::: INPUT RECORDS

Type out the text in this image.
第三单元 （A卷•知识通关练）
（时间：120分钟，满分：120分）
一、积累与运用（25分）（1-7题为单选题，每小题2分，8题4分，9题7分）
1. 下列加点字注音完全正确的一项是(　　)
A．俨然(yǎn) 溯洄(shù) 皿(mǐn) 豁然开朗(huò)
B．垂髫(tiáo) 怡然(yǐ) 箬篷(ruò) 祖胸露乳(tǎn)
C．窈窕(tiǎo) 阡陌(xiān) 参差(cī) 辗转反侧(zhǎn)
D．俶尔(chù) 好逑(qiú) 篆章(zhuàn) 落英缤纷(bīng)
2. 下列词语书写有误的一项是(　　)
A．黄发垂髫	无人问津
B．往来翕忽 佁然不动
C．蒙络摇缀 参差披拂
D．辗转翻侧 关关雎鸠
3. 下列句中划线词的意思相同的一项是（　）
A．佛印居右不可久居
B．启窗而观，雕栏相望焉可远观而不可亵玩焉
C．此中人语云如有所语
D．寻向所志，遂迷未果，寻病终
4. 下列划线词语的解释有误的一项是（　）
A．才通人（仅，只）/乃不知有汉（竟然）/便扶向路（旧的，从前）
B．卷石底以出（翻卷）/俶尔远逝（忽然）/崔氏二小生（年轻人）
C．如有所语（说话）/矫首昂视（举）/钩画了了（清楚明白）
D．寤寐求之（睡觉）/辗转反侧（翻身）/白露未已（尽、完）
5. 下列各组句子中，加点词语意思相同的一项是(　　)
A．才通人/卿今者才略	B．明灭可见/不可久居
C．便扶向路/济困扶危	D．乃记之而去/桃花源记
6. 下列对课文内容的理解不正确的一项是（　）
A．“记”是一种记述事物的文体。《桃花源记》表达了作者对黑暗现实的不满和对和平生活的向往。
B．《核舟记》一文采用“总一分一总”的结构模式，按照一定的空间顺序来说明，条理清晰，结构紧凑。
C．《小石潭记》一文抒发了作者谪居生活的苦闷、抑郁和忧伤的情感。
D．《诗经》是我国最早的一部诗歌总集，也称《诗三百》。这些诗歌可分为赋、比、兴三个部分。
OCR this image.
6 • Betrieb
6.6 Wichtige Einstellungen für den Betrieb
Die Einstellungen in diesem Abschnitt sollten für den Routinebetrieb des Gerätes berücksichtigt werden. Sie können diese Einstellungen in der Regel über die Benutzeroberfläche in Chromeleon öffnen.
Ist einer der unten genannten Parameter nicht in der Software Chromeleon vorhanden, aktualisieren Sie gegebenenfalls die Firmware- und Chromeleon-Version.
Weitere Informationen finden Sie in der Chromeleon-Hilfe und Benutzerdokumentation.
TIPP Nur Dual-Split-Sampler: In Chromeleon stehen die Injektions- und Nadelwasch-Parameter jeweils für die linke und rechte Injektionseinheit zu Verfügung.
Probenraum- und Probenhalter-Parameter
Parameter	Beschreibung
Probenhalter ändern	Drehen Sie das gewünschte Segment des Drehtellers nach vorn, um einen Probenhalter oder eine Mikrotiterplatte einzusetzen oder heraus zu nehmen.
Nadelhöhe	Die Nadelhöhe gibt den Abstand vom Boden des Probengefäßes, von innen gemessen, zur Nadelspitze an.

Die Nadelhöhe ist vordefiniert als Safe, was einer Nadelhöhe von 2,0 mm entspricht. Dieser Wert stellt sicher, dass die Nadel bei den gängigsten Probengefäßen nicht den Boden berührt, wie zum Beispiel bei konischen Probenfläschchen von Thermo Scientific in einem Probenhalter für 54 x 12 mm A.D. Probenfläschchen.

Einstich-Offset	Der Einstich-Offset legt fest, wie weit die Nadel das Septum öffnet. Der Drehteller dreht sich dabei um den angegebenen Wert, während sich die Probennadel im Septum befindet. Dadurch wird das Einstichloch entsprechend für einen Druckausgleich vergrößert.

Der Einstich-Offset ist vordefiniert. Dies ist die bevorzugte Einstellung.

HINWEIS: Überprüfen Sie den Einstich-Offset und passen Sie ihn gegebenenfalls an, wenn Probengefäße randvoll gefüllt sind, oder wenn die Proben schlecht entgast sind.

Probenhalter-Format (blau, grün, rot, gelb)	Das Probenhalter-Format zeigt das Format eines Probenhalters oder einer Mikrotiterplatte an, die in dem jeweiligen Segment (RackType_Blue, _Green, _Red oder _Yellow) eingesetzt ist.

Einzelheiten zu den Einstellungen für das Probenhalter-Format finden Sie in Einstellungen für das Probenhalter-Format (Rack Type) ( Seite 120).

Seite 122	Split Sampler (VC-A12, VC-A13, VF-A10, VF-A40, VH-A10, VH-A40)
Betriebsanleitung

::::::

• [SET EXERCISE] Your task is to repeat the data exactly; please include every line.

• [REPLY]
Type out the text in this image.
第三单元 （A卷•知识通关练）
（时间：120分钟，满分：120分）
一、积累与运用（25分）（1-7题为单选题，每小题2分，8题4分，9题7分）
1. 下列加点字注音完全正确的一项是(　　)
A．俨然(yǎn) 溯洄(shù) 皿(mǐn) 豁然开朗(huò)
B．垂髫(tiáo) 怡然(yǐ) 箬篷(ruò) 祖胸露乳(tǎn)
C．窈窕(tiǎo) 阡陌(xiān) 参差(cī) 辗转反侧(zhǎn)
D．俶尔(chù) 好逑(qiú) 篆章(zhuàn) 落英缤纷(bīng)
2. 下列词语书写有误的一项是(　　)
A．黄发垂髫	无人问津
B．往来翕忽 佁然不动
C．蒙络摇缀 参差披拂
D．辗转翻侧 关关雎鸠
3. 下列句中划线词的意思相同的一项是（　）
A．佛印居右不可久居
B．启窗而观，雕栏相望焉可远观而不可亵玩焉
C．此中人语云如有所语
D．寻向所志，遂迷未果，寻病终
4. 下列划线词语的解释有误的一项是（　）
A．才通人（仅，只）/乃不知有汉（竟然）/便扶向路（旧的，从前）
B．卷石底以出（翻卷）/俶尔远逝（忽然）/崔氏二小生（年轻人）
C．如有所语（说话）/矫首昂视（举）/钩画了了（清楚明白）
D．寤寐求之（睡觉）/辗转反侧（翻身）/白露未已（尽、完）
5. 下列各组句子中，加点词语意思相同的一项是(　　)
A．才通人/卿今者才略	B．明灭可见/不可久居
C．便扶向路/济困扶危	D．乃记之而去/桃花源记
6. 下列对课文内容的理解不正确的一项是（　）
A．“记”是一种记述事物的文体。《桃花源记》表达了作者对黑暗现实的不满和对和平生活的向往。
B．《核舟记》一文采用“总一分一总”的结构模式，按照一定的空间顺序来说明，条理清晰，结构紧凑。
C．《小石潭记》一文抒发了作者谪居生活的苦闷、抑郁和忧伤的情感。
D．《诗经》是我国最早的一部诗歌总集，也称《诗三百》。这些诗歌可分为赋、比、兴三个部分。
OCR this image.
6 • Betrieb
6.6 Wichtige Einstellungen für den Betrieb
Die Einstellungen in diesem Abschnitt sollten für den Routinebetrieb des Gerätes berücksichtigt werden. Sie können diese Einstellungen in der Regel über die Benutzeroberfläche in Chromeleon öffnen.
Ist einer der unten genannten Parameter nicht in der Software Chromeleon vorhanden, aktualisieren Sie gegebenenfalls die Firmware- und Chromeleon-Version.
Weitere Informationen finden Sie in der Chromeleon-Hilfe und Benutzerdokumentation.
TIPP Nur Dual-Split-Sampler: In Chromeleon stehen die Injektions- und Nadelwasch-Parameter jeweils für die linke und rechte Injektionseinheit zu Verfügung.
Probenraum- und Probenhalter-Parameter
Parameter	Beschreibung
Probenhalter ändern	Drehen Sie das gewünschte Segment des Drehtellers nach vorn, um einen Probenhalter oder eine Mikrotiterplatte einzusetzen oder heraus zu nehmen.
Nadelhöhe	Die Nadelhöhe gibt den Abstand vom Boden des Probengefäßes, von innen gemessen, zur Nadelspitze an.

Die Nadelhöhe ist vordefiniert als Safe, was einer Nadelhöhe von 2,0 mm entspricht. Dieser Wert stellt sicher, dass die Nadel bei den gängigsten Probengefäßen nicht den Boden berührt, wie zum Beispiel bei konischen Probenfläschchen von Thermo Scientific in einem Probenhalter für 54 x 12 mm A.D. Probenfläschchen.

Einstich-Offset	Der Einstich-Offset legt fest, wie weit die Nadel das Septum öffnet. Der Drehteller dreht sich dabei um den angegebenen Wert, während sich die Probennadel im Septum befindet. Dadurch wird das Einstichloch entsprechend für einen Druckausgleich vergrößert.

Der Einstich-Offset ist vordefiniert. Dies ist die bevorzugte Einstellung.

HINWEIS: Überprüfen Sie den Einstich-Offset und passen Sie ihn gegebenenfalls an, wenn Probengefäße randvoll gefüllt sind, oder wenn die Proben schlecht entgast sind.

Probenhalter-Format (blau, grün, rot, gelb)	Das Probenhalter-Format zeigt das Format eines Probenhalters oder einer Mikrotiterplatte an, die in dem jeweiligen Segment (RackType_Blue, _Green, _Red oder _Yellow) eingesetzt ist.

Einzelheiten zu den Einstellungen für das Probenhalter-Format finden Sie in Einstellungen für das Probenhalter-Format (Rack Type) ( Seite 120).

Seite 122	Split Sampler (VC-A12, VC-A13, VF-A10, VF-A40, VH-A10, VH-A40)
Betriebsanleitung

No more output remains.